• Task to carry out:
Will you print the material below without altering a single character?

• Task data:
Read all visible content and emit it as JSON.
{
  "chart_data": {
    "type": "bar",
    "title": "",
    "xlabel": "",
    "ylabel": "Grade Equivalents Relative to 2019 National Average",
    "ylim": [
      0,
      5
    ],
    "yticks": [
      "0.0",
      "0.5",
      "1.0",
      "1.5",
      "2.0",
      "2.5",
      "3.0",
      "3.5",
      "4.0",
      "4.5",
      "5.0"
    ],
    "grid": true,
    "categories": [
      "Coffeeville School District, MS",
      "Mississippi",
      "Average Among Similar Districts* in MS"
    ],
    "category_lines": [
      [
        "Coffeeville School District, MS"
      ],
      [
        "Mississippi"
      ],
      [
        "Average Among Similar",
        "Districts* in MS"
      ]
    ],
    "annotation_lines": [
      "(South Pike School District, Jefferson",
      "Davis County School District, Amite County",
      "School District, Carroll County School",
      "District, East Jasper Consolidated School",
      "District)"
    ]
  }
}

• Task response:
Read all visible content and emit it as JSON.
{
  "chart_data": {
    "type": "bar",
    "title": "",
    "xlabel": "",
    "ylabel": "Grade Equivalents Relative to 2019 National Average",
    "ylim": [
      0,
      5
    ],
    "yticks": [
      "0.0",
      "0.5",
      "1.0",
      "1.5",
      "2.0",
      "2.5",
      "3.0",
      "3.5",
      "4.0",
      "4.5",
      "5.0"
    ],
    "grid": true,
    "categories": [
      "Coffeeville School District, MS",
      "Mississippi",
      "Average Among Similar Districts* in MS"
    ],
    "category_lines": [
      [
        "Coffeeville School District, MS"
      ],
      [
        "Mississippi"
      ],
      [
        "Average Among Similar",
        "Districts* in MS"
      ]
    ],
    "annotation_lines": [
      "(South Pike School District, Jefferson",
      "Davis County School District, Amite County",
      "School District, Carroll County School",
      "District, East Jasper Consolidated School",
      "District)"
    ]
  }
}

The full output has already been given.